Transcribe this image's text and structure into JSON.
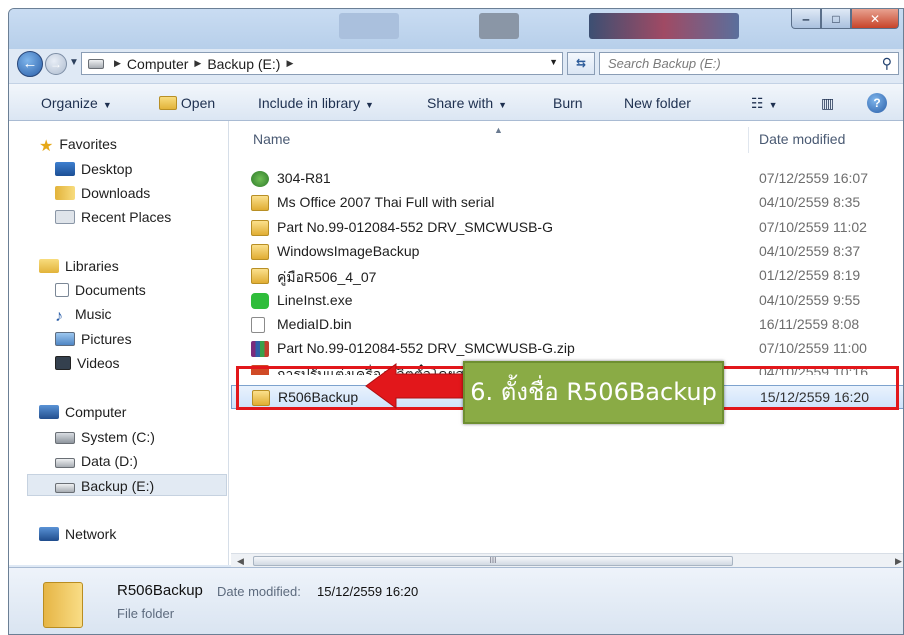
{
  "window": {
    "controls": {
      "minimize": "‒",
      "maximize": "□",
      "close": "✕"
    }
  },
  "nav": {
    "breadcrumbs": [
      "Computer",
      "Backup (E:)"
    ],
    "search_placeholder": "Search Backup (E:)"
  },
  "toolbar": {
    "organize": "Organize",
    "open": "Open",
    "include_in_library": "Include in library",
    "share_with": "Share with",
    "burn": "Burn",
    "new_folder": "New folder"
  },
  "sidebar": {
    "favorites": "Favorites",
    "favorites_items": [
      "Desktop",
      "Downloads",
      "Recent Places"
    ],
    "libraries": "Libraries",
    "libraries_items": [
      "Documents",
      "Music",
      "Pictures",
      "Videos"
    ],
    "computer": "Computer",
    "computer_items": [
      "System (C:)",
      "Data (D:)",
      "Backup (E:)"
    ],
    "network": "Network"
  },
  "filelist": {
    "columns": {
      "name": "Name",
      "date_modified": "Date modified"
    },
    "rows": [
      {
        "name": "304-R81",
        "date": "07/12/2559 16:07",
        "icon": "network-shortcut-icon"
      },
      {
        "name": "Ms Office 2007 Thai Full with serial",
        "date": "04/10/2559 8:35",
        "icon": "folder-icon"
      },
      {
        "name": "Part No.99-012084-552 DRV_SMCWUSB-G",
        "date": "07/10/2559 11:02",
        "icon": "folder-icon"
      },
      {
        "name": "WindowsImageBackup",
        "date": "04/10/2559 8:37",
        "icon": "folder-icon"
      },
      {
        "name": "คู่มือR506_4_07",
        "date": "01/12/2559 8:19",
        "icon": "folder-icon"
      },
      {
        "name": "LineInst.exe",
        "date": "04/10/2559 9:55",
        "icon": "line-app-icon"
      },
      {
        "name": "MediaID.bin",
        "date": "16/11/2559 8:08",
        "icon": "bin-file-icon"
      },
      {
        "name": "Part No.99-012084-552 DRV_SMCWUSB-G.zip",
        "date": "07/10/2559 11:00",
        "icon": "winrar-archive-icon"
      },
      {
        "name": "การปรับแต่งเครื่องผลิตตั๋วโดยสาร",
        "date": "04/10/2559 10:16",
        "icon": "powerpoint-file-icon"
      },
      {
        "name": "R506Backup",
        "date": "15/12/2559 16:20",
        "icon": "folder-icon"
      }
    ],
    "scroll_grip": "III"
  },
  "details": {
    "name": "R506Backup",
    "date_label": "Date modified:",
    "date_value": "15/12/2559 16:20",
    "type": "File folder"
  },
  "annotation": {
    "text": "6. ตั้งชื่อ R506Backup",
    "color": "#e2171b",
    "callout_color": "#8aab45"
  }
}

Short exercise: Copy all lines in the listing above where the string "text" appears.

Output for this task:
Transcribe this image's text and structure into JSON.
    "text": "6. ตั้งชื่อ R506Backup",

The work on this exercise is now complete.